JOB -
Repeat the material exactly, leaving nothing out.

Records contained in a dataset
--------
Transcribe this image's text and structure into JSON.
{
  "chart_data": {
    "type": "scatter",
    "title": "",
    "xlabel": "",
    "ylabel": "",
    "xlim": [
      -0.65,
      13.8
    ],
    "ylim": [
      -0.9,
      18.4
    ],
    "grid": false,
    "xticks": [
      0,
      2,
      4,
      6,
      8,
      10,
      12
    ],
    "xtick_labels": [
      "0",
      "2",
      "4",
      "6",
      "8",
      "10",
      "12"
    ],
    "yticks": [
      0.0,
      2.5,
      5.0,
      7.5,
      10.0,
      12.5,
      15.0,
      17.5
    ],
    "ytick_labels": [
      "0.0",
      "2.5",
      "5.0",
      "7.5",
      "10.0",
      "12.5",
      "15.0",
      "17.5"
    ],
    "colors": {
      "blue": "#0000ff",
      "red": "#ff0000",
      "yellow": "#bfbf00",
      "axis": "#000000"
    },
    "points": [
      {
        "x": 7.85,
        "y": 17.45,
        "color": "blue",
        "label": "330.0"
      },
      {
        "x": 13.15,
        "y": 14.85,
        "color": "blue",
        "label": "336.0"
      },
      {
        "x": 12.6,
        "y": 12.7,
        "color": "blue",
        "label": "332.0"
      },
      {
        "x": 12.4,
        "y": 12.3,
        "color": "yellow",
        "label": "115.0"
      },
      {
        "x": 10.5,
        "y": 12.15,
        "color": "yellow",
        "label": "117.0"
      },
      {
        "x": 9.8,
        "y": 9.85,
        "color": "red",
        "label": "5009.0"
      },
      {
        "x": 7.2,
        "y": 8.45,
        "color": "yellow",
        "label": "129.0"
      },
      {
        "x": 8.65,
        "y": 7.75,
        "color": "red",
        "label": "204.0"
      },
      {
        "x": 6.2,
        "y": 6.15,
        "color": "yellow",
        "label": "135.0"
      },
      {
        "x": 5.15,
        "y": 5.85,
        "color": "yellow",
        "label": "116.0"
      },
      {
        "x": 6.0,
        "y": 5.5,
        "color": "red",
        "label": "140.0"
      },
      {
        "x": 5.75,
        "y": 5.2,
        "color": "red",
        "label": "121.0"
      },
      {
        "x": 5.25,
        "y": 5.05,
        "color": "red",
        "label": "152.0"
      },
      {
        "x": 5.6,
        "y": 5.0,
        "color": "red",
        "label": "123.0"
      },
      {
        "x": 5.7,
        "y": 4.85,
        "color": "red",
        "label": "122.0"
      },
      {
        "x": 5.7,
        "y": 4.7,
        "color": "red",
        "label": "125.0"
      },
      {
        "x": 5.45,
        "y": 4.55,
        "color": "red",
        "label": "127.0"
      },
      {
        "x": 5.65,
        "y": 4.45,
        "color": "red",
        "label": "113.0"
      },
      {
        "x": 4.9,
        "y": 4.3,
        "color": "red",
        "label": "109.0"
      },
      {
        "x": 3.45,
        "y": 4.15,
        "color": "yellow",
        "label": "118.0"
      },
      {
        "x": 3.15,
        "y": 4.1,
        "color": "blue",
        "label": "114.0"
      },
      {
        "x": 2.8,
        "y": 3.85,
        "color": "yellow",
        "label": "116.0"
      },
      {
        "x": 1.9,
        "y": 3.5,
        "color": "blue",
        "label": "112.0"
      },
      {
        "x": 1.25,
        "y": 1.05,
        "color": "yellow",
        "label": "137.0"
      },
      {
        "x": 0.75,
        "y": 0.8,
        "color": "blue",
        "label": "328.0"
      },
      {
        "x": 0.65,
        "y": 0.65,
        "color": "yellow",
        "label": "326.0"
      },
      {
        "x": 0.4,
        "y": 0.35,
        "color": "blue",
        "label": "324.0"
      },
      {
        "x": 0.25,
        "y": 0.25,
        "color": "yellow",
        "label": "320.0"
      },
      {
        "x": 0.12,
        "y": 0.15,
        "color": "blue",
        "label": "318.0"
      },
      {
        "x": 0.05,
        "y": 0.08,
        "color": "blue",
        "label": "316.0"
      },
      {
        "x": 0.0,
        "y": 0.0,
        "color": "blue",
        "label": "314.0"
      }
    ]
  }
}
--------
ANSWER TO THIS TASK -
Transcribe this image's text and structure into JSON.
{
  "chart_data": {
    "type": "scatter",
    "title": "",
    "xlabel": "",
    "ylabel": "",
    "xlim": [
      -0.65,
      13.8
    ],
    "ylim": [
      -0.9,
      18.4
    ],
    "grid": false,
    "xticks": [
      0,
      2,
      4,
      6,
      8,
      10,
      12
    ],
    "xtick_labels": [
      "0",
      "2",
      "4",
      "6",
      "8",
      "10",
      "12"
    ],
    "yticks": [
      0.0,
      2.5,
      5.0,
      7.5,
      10.0,
      12.5,
      15.0,
      17.5
    ],
    "ytick_labels": [
      "0.0",
      "2.5",
      "5.0",
      "7.5",
      "10.0",
      "12.5",
      "15.0",
      "17.5"
    ],
    "colors": {
      "blue": "#0000ff",
      "red": "#ff0000",
      "yellow": "#bfbf00",
      "axis": "#000000"
    },
    "points": [
      {
        "x": 7.85,
        "y": 17.45,
        "color": "blue",
        "label": "330.0"
      },
      {
        "x": 13.15,
        "y": 14.85,
        "color": "blue",
        "label": "336.0"
      },
      {
        "x": 12.6,
        "y": 12.7,
        "color": "blue",
        "label": "332.0"
      },
      {
        "x": 12.4,
        "y": 12.3,
        "color": "yellow",
        "label": "115.0"
      },
      {
        "x": 10.5,
        "y": 12.15,
        "color": "yellow",
        "label": "117.0"
      },
      {
        "x": 9.8,
        "y": 9.85,
        "color": "red",
        "label": "5009.0"
      },
      {
        "x": 7.2,
        "y": 8.45,
        "color": "yellow",
        "label": "129.0"
      },
      {
        "x": 8.65,
        "y": 7.75,
        "color": "red",
        "label": "204.0"
      },
      {
        "x": 6.2,
        "y": 6.15,
        "color": "yellow",
        "label": "135.0"
      },
      {
        "x": 5.15,
        "y": 5.85,
        "color": "yellow",
        "label": "116.0"
      },
      {
        "x": 6.0,
        "y": 5.5,
        "color": "red",
        "label": "140.0"
      },
      {
        "x": 5.75,
        "y": 5.2,
        "color": "red",
        "label": "121.0"
      },
      {
        "x": 5.25,
        "y": 5.05,
        "color": "red",
        "label": "152.0"
      },
      {
        "x": 5.6,
        "y": 5.0,
        "color": "red",
        "label": "123.0"
      },
      {
        "x": 5.7,
        "y": 4.85,
        "color": "red",
        "label": "122.0"
      },
      {
        "x": 5.7,
        "y": 4.7,
        "color": "red",
        "label": "125.0"
      },
      {
        "x": 5.45,
        "y": 4.55,
        "color": "red",
        "label": "127.0"
      },
      {
        "x": 5.65,
        "y": 4.45,
        "color": "red",
        "label": "113.0"
      },
      {
        "x": 4.9,
        "y": 4.3,
        "color": "red",
        "label": "109.0"
      },
      {
        "x": 3.45,
        "y": 4.15,
        "color": "yellow",
        "label": "118.0"
      },
      {
        "x": 3.15,
        "y": 4.1,
        "color": "blue",
        "label": "114.0"
      },
      {
        "x": 2.8,
        "y": 3.85,
        "color": "yellow",
        "label": "116.0"
      },
      {
        "x": 1.9,
        "y": 3.5,
        "color": "blue",
        "label": "112.0"
      },
      {
        "x": 1.25,
        "y": 1.05,
        "color": "yellow",
        "label": "137.0"
      },
      {
        "x": 0.75,
        "y": 0.8,
        "color": "blue",
        "label": "328.0"
      },
      {
        "x": 0.65,
        "y": 0.65,
        "color": "yellow",
        "label": "326.0"
      },
      {
        "x": 0.4,
        "y": 0.35,
        "color": "blue",
        "label": "324.0"
      },
      {
        "x": 0.25,
        "y": 0.25,
        "color": "yellow",
        "label": "320.0"
      },
      {
        "x": 0.12,
        "y": 0.15,
        "color": "blue",
        "label": "318.0"
      },
      {
        "x": 0.05,
        "y": 0.08,
        "color": "blue",
        "label": "316.0"
      },
      {
        "x": 0.0,
        "y": 0.0,
        "color": "blue",
        "label": "314.0"
      }
    ]
  }
}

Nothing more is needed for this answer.